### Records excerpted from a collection
------------------------------------

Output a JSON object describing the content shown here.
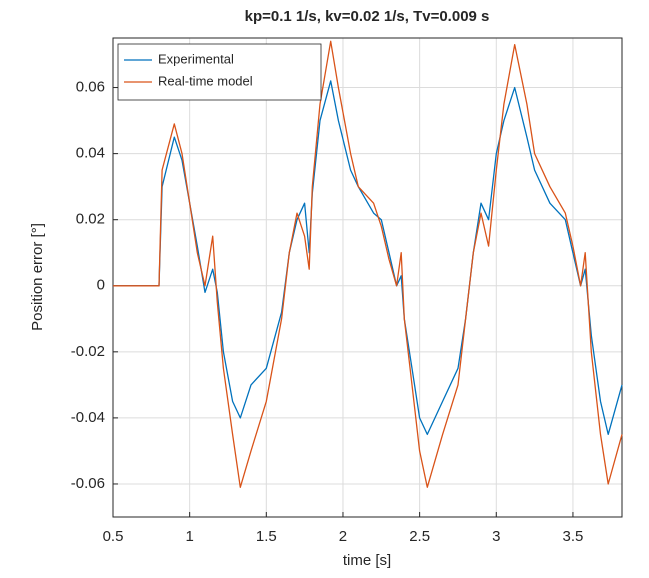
{
  "chart_data": {
    "type": "line",
    "title": "kp=0.1 1/s, kv=0.02 1/s, Tv=0.009 s",
    "xlabel": "time [s]",
    "ylabel": "Position error [°]",
    "x": [
      0.5,
      0.8,
      0.82,
      0.9,
      0.95,
      1.0,
      1.05,
      1.1,
      1.15,
      1.18,
      1.22,
      1.28,
      1.33,
      1.4,
      1.5,
      1.6,
      1.65,
      1.7,
      1.75,
      1.78,
      1.8,
      1.85,
      1.92,
      1.97,
      2.05,
      2.1,
      2.2,
      2.25,
      2.3,
      2.35,
      2.38,
      2.4,
      2.45,
      2.5,
      2.55,
      2.65,
      2.75,
      2.8,
      2.85,
      2.9,
      2.95,
      3.0,
      3.05,
      3.12,
      3.2,
      3.25,
      3.35,
      3.45,
      3.5,
      3.55,
      3.58,
      3.62,
      3.68,
      3.73,
      3.82
    ],
    "series": [
      {
        "name": "Experimental",
        "color": "#0072bd",
        "values": [
          0,
          0,
          0.03,
          0.045,
          0.038,
          0.025,
          0.012,
          -0.002,
          0.005,
          -0.002,
          -0.02,
          -0.035,
          -0.04,
          -0.03,
          -0.025,
          -0.008,
          0.01,
          0.02,
          0.025,
          0.01,
          0.028,
          0.05,
          0.062,
          0.05,
          0.035,
          0.03,
          0.022,
          0.02,
          0.01,
          0,
          0.003,
          -0.01,
          -0.025,
          -0.04,
          -0.045,
          -0.035,
          -0.025,
          -0.01,
          0.01,
          0.025,
          0.02,
          0.04,
          0.05,
          0.06,
          0.045,
          0.035,
          0.025,
          0.02,
          0.01,
          0,
          0.005,
          -0.015,
          -0.035,
          -0.045,
          -0.03
        ]
      },
      {
        "name": "Real-time model",
        "color": "#d95319",
        "values": [
          0,
          0,
          0.035,
          0.049,
          0.04,
          0.025,
          0.01,
          0,
          0.015,
          -0.005,
          -0.025,
          -0.045,
          -0.061,
          -0.05,
          -0.035,
          -0.01,
          0.01,
          0.022,
          0.015,
          0.005,
          0.03,
          0.055,
          0.074,
          0.06,
          0.04,
          0.03,
          0.025,
          0.018,
          0.008,
          0,
          0.01,
          -0.01,
          -0.03,
          -0.05,
          -0.061,
          -0.045,
          -0.03,
          -0.01,
          0.01,
          0.022,
          0.012,
          0.035,
          0.055,
          0.073,
          0.055,
          0.04,
          0.03,
          0.022,
          0.012,
          0,
          0.01,
          -0.02,
          -0.045,
          -0.06,
          -0.045
        ]
      }
    ],
    "xlim": [
      0.5,
      3.82
    ],
    "ylim": [
      -0.07,
      0.075
    ],
    "xticks": [
      0.5,
      1,
      1.5,
      2,
      2.5,
      3,
      3.5
    ],
    "yticks": [
      -0.06,
      -0.04,
      -0.02,
      0,
      0.02,
      0.04,
      0.06
    ],
    "grid": true,
    "legend": "upper left"
  }
}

------------------------------------

### INSTRUCTIONS FOR THE TASK
Pictures in the records above should not be copied. Repeat everything else exactly.

### REPLY
Output a JSON object describing the content shown here.
{
  "chart_data": {
    "type": "line",
    "title": "kp=0.1 1/s, kv=0.02 1/s, Tv=0.009 s",
    "xlabel": "time [s]",
    "ylabel": "Position error [°]",
    "x": [
      0.5,
      0.8,
      0.82,
      0.9,
      0.95,
      1.0,
      1.05,
      1.1,
      1.15,
      1.18,
      1.22,
      1.28,
      1.33,
      1.4,
      1.5,
      1.6,
      1.65,
      1.7,
      1.75,
      1.78,
      1.8,
      1.85,
      1.92,
      1.97,
      2.05,
      2.1,
      2.2,
      2.25,
      2.3,
      2.35,
      2.38,
      2.4,
      2.45,
      2.5,
      2.55,
      2.65,
      2.75,
      2.8,
      2.85,
      2.9,
      2.95,
      3.0,
      3.05,
      3.12,
      3.2,
      3.25,
      3.35,
      3.45,
      3.5,
      3.55,
      3.58,
      3.62,
      3.68,
      3.73,
      3.82
    ],
    "series": [
      {
        "name": "Experimental",
        "color": "#0072bd",
        "values": [
          0,
          0,
          0.03,
          0.045,
          0.038,
          0.025,
          0.012,
          -0.002,
          0.005,
          -0.002,
          -0.02,
          -0.035,
          -0.04,
          -0.03,
          -0.025,
          -0.008,
          0.01,
          0.02,
          0.025,
          0.01,
          0.028,
          0.05,
          0.062,
          0.05,
          0.035,
          0.03,
          0.022,
          0.02,
          0.01,
          0,
          0.003,
          -0.01,
          -0.025,
          -0.04,
          -0.045,
          -0.035,
          -0.025,
          -0.01,
          0.01,
          0.025,
          0.02,
          0.04,
          0.05,
          0.06,
          0.045,
          0.035,
          0.025,
          0.02,
          0.01,
          0,
          0.005,
          -0.015,
          -0.035,
          -0.045,
          -0.03
        ]
      },
      {
        "name": "Real-time model",
        "color": "#d95319",
        "values": [
          0,
          0,
          0.035,
          0.049,
          0.04,
          0.025,
          0.01,
          0,
          0.015,
          -0.005,
          -0.025,
          -0.045,
          -0.061,
          -0.05,
          -0.035,
          -0.01,
          0.01,
          0.022,
          0.015,
          0.005,
          0.03,
          0.055,
          0.074,
          0.06,
          0.04,
          0.03,
          0.025,
          0.018,
          0.008,
          0,
          0.01,
          -0.01,
          -0.03,
          -0.05,
          -0.061,
          -0.045,
          -0.03,
          -0.01,
          0.01,
          0.022,
          0.012,
          0.035,
          0.055,
          0.073,
          0.055,
          0.04,
          0.03,
          0.022,
          0.012,
          0,
          0.01,
          -0.02,
          -0.045,
          -0.06,
          -0.045
        ]
      }
    ],
    "xlim": [
      0.5,
      3.82
    ],
    "ylim": [
      -0.07,
      0.075
    ],
    "xticks": [
      0.5,
      1,
      1.5,
      2,
      2.5,
      3,
      3.5
    ],
    "yticks": [
      -0.06,
      -0.04,
      -0.02,
      0,
      0.02,
      0.04,
      0.06
    ],
    "grid": true,
    "legend": "upper left"
  }
}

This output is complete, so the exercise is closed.